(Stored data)
_ _ _

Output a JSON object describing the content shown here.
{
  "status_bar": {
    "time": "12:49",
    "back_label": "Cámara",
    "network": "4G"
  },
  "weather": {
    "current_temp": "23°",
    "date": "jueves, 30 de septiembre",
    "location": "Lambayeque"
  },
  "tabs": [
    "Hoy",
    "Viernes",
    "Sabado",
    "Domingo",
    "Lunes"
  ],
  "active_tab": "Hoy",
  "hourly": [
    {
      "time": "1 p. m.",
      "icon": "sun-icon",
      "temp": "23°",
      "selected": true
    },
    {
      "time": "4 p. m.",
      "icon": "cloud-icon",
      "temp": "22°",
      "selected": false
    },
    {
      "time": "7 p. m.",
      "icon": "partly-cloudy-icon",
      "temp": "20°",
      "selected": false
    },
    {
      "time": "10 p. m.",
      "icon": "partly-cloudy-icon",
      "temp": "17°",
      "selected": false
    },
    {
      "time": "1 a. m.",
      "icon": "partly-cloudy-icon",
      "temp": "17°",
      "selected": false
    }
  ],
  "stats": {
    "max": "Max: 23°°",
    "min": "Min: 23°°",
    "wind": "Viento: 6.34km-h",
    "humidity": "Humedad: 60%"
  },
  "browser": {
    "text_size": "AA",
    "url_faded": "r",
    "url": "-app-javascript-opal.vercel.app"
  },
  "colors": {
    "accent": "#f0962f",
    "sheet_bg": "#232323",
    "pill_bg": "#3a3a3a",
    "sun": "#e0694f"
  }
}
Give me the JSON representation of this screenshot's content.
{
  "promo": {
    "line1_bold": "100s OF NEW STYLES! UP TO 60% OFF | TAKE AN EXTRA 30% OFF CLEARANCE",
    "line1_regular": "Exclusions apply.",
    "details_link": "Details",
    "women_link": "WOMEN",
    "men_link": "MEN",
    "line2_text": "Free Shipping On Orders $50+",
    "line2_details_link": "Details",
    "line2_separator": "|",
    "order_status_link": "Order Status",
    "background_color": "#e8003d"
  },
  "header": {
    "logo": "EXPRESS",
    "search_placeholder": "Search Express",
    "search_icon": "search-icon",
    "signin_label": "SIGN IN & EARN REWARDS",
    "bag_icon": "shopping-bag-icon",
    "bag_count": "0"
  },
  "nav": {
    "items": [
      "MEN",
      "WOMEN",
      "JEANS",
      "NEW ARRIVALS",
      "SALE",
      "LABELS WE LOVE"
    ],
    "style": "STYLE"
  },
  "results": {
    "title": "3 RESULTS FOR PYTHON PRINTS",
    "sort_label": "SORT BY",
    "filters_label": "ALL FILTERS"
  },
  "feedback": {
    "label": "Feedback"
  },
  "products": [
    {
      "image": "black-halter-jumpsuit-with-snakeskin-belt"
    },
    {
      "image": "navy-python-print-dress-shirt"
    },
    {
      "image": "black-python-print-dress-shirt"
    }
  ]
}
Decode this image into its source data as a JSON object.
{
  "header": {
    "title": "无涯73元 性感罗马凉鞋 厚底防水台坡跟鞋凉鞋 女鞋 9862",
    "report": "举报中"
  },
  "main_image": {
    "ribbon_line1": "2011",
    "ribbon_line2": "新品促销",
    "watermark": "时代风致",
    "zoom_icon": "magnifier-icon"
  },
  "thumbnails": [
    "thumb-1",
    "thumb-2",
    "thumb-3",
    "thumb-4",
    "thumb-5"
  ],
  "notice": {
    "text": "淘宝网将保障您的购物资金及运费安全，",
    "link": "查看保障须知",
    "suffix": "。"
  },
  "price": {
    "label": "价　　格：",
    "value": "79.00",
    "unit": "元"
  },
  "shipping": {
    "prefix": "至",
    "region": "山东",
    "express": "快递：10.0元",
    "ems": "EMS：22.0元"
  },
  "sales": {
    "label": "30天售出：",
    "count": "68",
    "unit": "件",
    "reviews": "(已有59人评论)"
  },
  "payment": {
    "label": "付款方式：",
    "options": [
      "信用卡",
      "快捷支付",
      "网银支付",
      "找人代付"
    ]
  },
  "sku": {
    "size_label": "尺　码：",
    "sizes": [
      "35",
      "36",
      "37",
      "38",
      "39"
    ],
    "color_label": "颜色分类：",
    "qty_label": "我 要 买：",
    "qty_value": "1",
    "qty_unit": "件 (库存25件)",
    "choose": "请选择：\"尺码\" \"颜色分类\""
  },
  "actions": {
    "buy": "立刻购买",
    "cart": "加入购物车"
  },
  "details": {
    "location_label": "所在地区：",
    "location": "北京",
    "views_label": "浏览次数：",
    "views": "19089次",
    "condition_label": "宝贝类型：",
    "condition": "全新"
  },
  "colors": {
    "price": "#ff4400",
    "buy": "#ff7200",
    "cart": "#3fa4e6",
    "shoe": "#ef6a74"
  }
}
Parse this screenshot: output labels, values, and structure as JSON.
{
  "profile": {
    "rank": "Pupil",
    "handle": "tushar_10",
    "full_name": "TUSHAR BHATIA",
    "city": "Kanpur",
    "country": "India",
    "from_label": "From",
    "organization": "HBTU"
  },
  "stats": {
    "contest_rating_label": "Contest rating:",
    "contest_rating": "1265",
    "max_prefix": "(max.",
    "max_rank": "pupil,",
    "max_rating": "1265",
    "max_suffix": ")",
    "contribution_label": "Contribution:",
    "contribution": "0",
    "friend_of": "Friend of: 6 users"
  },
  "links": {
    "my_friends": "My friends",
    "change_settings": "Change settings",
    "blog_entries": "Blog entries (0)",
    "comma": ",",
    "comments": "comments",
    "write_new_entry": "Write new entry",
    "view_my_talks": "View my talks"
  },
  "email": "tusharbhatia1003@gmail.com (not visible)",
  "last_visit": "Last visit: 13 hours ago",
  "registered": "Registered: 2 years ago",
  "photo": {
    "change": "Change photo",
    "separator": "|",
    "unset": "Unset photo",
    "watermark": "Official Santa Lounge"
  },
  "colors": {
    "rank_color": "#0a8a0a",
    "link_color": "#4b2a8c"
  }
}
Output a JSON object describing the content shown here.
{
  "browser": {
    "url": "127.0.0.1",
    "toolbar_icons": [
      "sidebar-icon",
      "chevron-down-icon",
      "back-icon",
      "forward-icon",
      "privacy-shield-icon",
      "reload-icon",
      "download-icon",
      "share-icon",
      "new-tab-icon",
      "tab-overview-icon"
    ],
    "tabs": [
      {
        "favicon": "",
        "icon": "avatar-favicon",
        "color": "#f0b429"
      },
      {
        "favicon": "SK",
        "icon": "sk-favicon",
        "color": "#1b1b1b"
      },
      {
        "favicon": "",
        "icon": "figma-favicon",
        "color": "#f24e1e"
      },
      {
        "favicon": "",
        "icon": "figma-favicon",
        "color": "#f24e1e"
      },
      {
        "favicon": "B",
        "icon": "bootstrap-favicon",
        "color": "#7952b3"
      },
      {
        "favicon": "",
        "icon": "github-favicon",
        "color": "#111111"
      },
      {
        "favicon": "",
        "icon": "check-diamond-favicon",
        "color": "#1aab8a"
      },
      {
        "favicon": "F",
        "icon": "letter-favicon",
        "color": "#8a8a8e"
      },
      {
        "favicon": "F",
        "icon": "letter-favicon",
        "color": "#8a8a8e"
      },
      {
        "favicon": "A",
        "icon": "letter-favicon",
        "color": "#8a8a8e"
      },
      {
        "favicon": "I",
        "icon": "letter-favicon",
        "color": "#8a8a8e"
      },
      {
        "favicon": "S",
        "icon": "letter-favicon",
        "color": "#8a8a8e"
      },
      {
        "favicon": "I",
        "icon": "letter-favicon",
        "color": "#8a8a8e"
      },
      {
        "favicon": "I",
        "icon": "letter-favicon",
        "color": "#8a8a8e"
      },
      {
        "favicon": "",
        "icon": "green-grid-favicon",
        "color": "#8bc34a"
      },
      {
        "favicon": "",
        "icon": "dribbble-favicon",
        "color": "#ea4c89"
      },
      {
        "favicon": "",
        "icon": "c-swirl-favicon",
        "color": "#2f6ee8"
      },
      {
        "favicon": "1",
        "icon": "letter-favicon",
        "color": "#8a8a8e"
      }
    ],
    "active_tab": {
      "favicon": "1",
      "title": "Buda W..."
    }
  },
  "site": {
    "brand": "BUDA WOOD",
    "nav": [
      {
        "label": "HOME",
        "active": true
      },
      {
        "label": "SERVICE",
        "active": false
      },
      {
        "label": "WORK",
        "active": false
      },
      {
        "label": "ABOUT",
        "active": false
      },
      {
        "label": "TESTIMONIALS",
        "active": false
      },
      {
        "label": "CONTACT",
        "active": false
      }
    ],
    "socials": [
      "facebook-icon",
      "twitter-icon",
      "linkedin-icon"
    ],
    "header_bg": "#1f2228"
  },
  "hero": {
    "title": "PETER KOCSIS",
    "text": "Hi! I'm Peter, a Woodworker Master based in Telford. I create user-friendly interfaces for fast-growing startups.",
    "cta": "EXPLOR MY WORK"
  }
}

_ _ _

== Exercise goal ==
Find each line holding the word "this" and copy it.

== Task response ==
Give me the JSON representation of this screenshot's content.
Decode this image into its source data as a JSON object.
Parse this screenshot: output labels, values, and structure as JSON.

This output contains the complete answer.